[Data extracted from a collection]
Begin
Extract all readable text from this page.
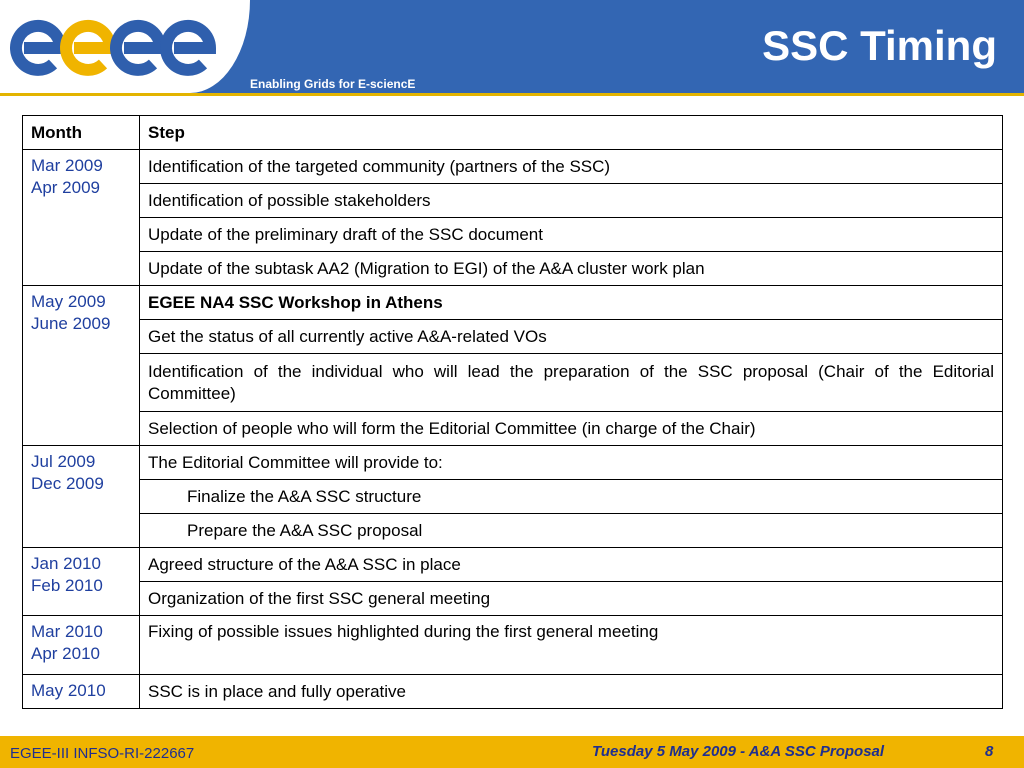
Enabling Grids for E-sciencE
SSC Timing
Month	Step

Mar 2009
Apr 2009	Identification of the targeted community (partners of the SSC)
	Identification of possible stakeholders
	Update of the preliminary draft of the SSC document
	Update of the subtask AA2 (Migration to EGI) of the A&A cluster work plan

May 2009
June 2009	EGEE NA4 SSC Workshop in Athens
	Get the status of all currently active A&A-related VOs
	Identification of the individual who will lead the preparation of the SSC proposal (Chair of the Editorial Committee)
	Selection of people who will form the Editorial Committee (in charge of the Chair)

Jul 2009
Dec 2009	The Editorial Committee will provide to:
	Finalize the A&A SSC structure
	Prepare the A&A SSC proposal

Jan 2010
Feb 2010	Agreed structure of the A&A SSC in place
	Organization of the first SSC general meeting

Mar 2010
Apr 2010	Fixing of possible issues highlighted during the first general meeting

May 2010	SSC is in place and fully operative
EGEE-III INFSO-RI-222667	Tuesday 5 May 2009 - A&A SSC Proposal	8
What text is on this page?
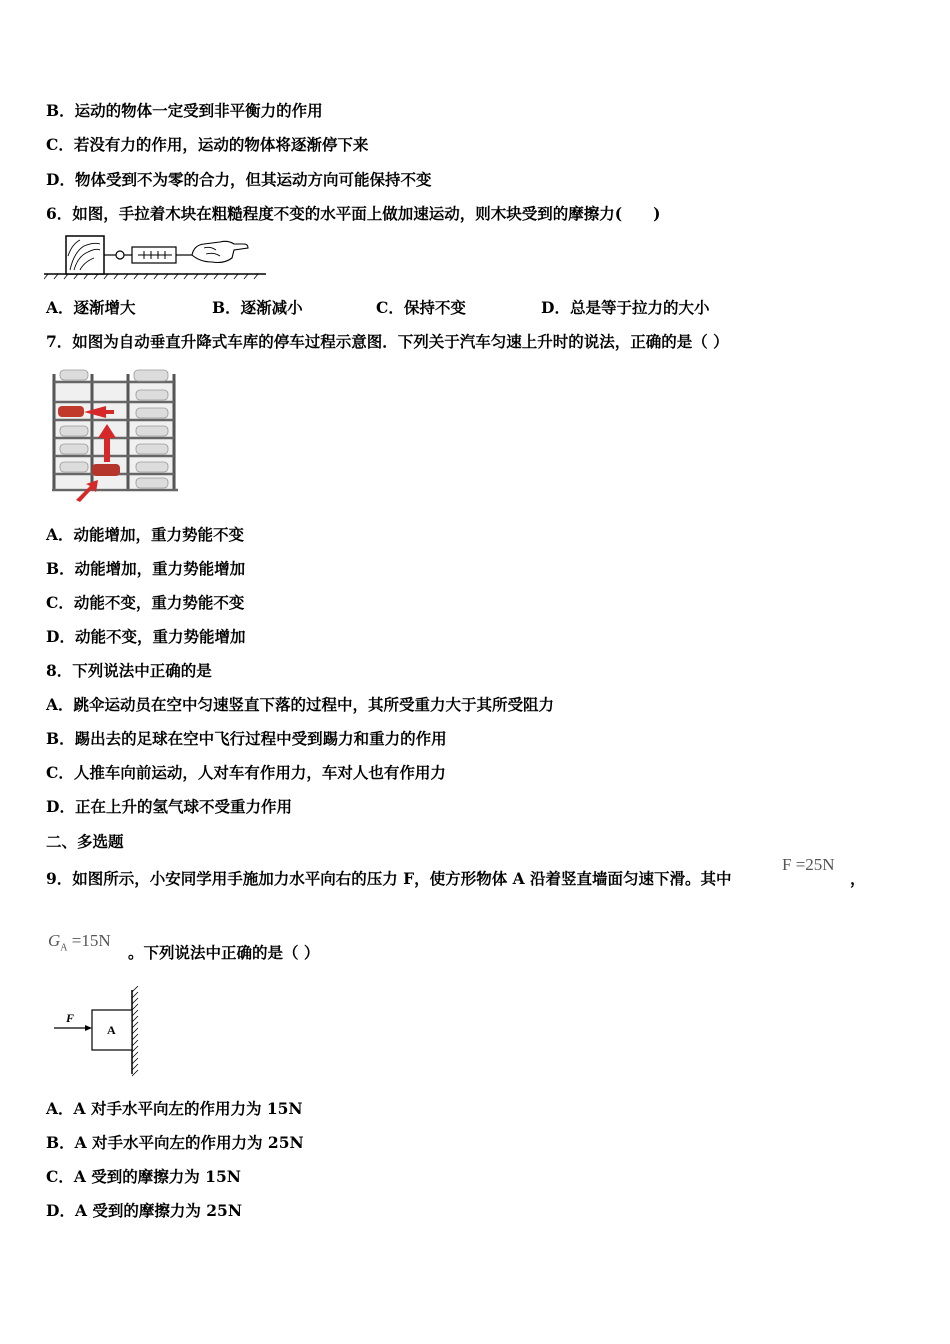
B．运动的物体一定受到非平衡力的作用
C．若没有力的作用，运动的物体将逐渐停下来
D．物体受到不为零的合力，但其运动方向可能保持不变
6．如图，手拉着木块在粗糙程度不变的水平面上做加速运动，则木块受到的摩擦力(　　)
A．逐渐增大	B．逐渐减小	C．保持不变	D．总是等于拉力的大小
7．如图为自动垂直升降式车库的停车过程示意图．下列关于汽车匀速上升时的说法，正确的是（ ）
A．动能增加，重力势能不变
B．动能增加，重力势能增加
C．动能不变，重力势能不变
D．动能不变，重力势能增加
8．下列说法中正确的是
A．跳伞运动员在空中匀速竖直下落的过程中，其所受重力大于其所受阻力
B．踢出去的足球在空中飞行过程中受到踢力和重力的作用
C．人推车向前运动，人对车有作用力，车对人也有作用力
D．正在上升的氢气球不受重力作用
二、多选题
9．如图所示，小安同学用手施加力水平向右的压力 F，使方形物体 A 沿着竖直墙面匀速下滑。其中
F =25N
，
$G_A =15N$
。下列说法中正确的是（ ）
F
A
A．A 对手水平向左的作用力为 15N
B．A 对手水平向左的作用力为 25N
C．A 受到的摩擦力为 15N
D．A 受到的摩擦力为 25N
End
Copy each line exactly, and leave the pictures out of your copy.

Extract all readable text from this page.
Enabling Grids for E-sciencE
SSC Timing
Month	Step

Mar 2009
Apr 2009	Identification of the targeted community (partners of the SSC)
	Identification of possible stakeholders
	Update of the preliminary draft of the SSC document
	Update of the subtask AA2 (Migration to EGI) of the A&A cluster work plan

May 2009
June 2009	EGEE NA4 SSC Workshop in Athens
	Get the status of all currently active A&A-related VOs
	Identification of the individual who will lead the preparation of the SSC proposal (Chair of the Editorial Committee)
	Selection of people who will form the Editorial Committee (in charge of the Chair)

Jul 2009
Dec 2009	The Editorial Committee will provide to:
	Finalize the A&A SSC structure
	Prepare the A&A SSC proposal

Jan 2010
Feb 2010	Agreed structure of the A&A SSC in place
	Organization of the first SSC general meeting

Mar 2010
Apr 2010	Fixing of possible issues highlighted during the first general meeting

May 2010	SSC is in place and fully operative
EGEE-III INFSO-RI-222667	Tuesday 5 May 2009 - A&A SSC Proposal	8
What text is on this page?
B．运动的物体一定受到非平衡力的作用
C．若没有力的作用，运动的物体将逐渐停下来
D．物体受到不为零的合力，但其运动方向可能保持不变
6．如图，手拉着木块在粗糙程度不变的水平面上做加速运动，则木块受到的摩擦力(　　)
A．逐渐增大	B．逐渐减小	C．保持不变	D．总是等于拉力的大小
7．如图为自动垂直升降式车库的停车过程示意图．下列关于汽车匀速上升时的说法，正确的是（ ）
A．动能增加，重力势能不变
B．动能增加，重力势能增加
C．动能不变，重力势能不变
D．动能不变，重力势能增加
8．下列说法中正确的是
A．跳伞运动员在空中匀速竖直下落的过程中，其所受重力大于其所受阻力
B．踢出去的足球在空中飞行过程中受到踢力和重力的作用
C．人推车向前运动，人对车有作用力，车对人也有作用力
D．正在上升的氢气球不受重力作用
二、多选题
9．如图所示，小安同学用手施加力水平向右的压力 F，使方形物体 A 沿着竖直墙面匀速下滑。其中
F =25N
，
$G_A =15N$
。下列说法中正确的是（ ）
F
A
A．A 对手水平向左的作用力为 15N
B．A 对手水平向左的作用力为 25N
C．A 受到的摩擦力为 15N
D．A 受到的摩擦力为 25N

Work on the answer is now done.